## Testo proposto
■ ■ ■ ■ ■ ■ ■
L’opera al nero di Pascal Rambert alla Triennale di Milano
È stato presentato in prima italiana alla Triennale di Milano “3 Annunciations”, del regista e drammaturgo Pascal Rambert. Un lavoro ispirato a uno dei misteri più enigmatici e perturbanti della tradizione cristiana e all’impalpabile grazia delle sue rappresentazioni nell’arte rinascimentale: l’Annunciazione
Concepito come un trittico, 3 Annunciations è un’opera immersa nel nero, giocata sulla soglia del visibile, sul brulicare allucinatorio che si muove tra le nebbie della percezione, in quel fantasmatico emergere della forma dalle vertigini dell’oscurità.
Metafora della fatica del vedere, di un buio prenatale, del mistero del nascere, o di una nascita che l’umanità deve ancora vedere o forse non vedrà mai, questo nero di scena accoglie e insieme genera mostri. Porge allo sguardo le tre figure che identificano i rispettivi atti del trittico che imperano sul palco con costumi di grande potenza visiva: un Arcangelo Gabriele, una Madonna Spagnola, Vergine della Settimana Santa e di tutte le piazze, una figura del futuro, cyborg e astronauta allo stesso tempo, madre e figlia insieme, che si stagliano come icone, ieratiche e frontali, sacrali e profane.
3 ANNUNCIATIONS DI PASCAL RAMBERT
I tre monologhi, uno per ciascun quadro, vedono protagoniste l’italiana Silvia Costa, la spagnola Barbara Lennie e la francese Audrey Bonnet, interprete di tutti i lavori più importanti del regista francese, coinvolte in un’ordalia di parole solitarie senza ascoltatore, che pronunciano ognuna nella propria lingua madre.
■ ■ ■ ■ ■ ■ ■
## Informazioni
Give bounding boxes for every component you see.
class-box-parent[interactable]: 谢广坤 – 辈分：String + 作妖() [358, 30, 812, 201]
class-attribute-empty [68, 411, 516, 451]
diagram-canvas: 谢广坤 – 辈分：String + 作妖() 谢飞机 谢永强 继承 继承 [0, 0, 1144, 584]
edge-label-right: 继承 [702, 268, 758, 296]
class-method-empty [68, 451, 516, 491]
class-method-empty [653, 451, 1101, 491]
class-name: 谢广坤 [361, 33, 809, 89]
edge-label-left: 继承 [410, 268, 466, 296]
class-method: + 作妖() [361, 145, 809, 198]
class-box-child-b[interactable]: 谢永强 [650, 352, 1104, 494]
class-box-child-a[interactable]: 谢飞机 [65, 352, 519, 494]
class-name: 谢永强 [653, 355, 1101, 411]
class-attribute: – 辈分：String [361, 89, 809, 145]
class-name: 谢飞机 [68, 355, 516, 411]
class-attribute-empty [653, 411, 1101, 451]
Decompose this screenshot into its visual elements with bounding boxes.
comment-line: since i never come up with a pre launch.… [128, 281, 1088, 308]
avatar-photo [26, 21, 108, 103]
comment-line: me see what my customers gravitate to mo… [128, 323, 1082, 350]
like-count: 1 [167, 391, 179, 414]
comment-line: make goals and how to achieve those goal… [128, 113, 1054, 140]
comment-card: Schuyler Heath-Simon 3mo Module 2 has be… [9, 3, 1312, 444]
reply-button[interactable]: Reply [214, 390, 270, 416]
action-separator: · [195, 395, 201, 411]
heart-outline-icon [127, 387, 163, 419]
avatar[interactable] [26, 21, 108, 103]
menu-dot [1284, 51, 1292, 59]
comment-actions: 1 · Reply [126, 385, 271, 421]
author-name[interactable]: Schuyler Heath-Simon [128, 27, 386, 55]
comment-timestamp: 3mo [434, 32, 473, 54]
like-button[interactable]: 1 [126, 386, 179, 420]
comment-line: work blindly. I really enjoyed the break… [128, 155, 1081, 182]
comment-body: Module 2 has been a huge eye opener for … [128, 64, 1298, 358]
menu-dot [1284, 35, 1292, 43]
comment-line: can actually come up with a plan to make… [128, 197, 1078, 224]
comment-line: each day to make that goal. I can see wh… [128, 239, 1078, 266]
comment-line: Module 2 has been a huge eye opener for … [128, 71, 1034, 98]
■ ■ ■ ■ ■ ■ ■
## Elenco dei compiti
**1)** Elenca le figure che, secondo il testo su 3 Annunciations, identificano i rispettivi atti del trittico.
**2)** Rispondi a queste domande sul testo su 3 Annunciations, una per riga:
(a) Dove è stato presentato in prima italiana lo spettacolo?
(b) Come è concepita l'opera?
(c) In quale lingua pronunciano i monologhi le tre interpreti?

## Soluzioni
**1)**
- un Arcangelo Gabriele
- una Madonna Spagnola, Vergine della Settimana Santa e di tutte le piazze
- una figura del futuro, cyborg e astronauta allo stesso tempo, madre e figlia insieme

**2)**
(a) Alla Triennale di Milano.
(b) Come un trittico.
(c) Ognuna nella propria lingua madre.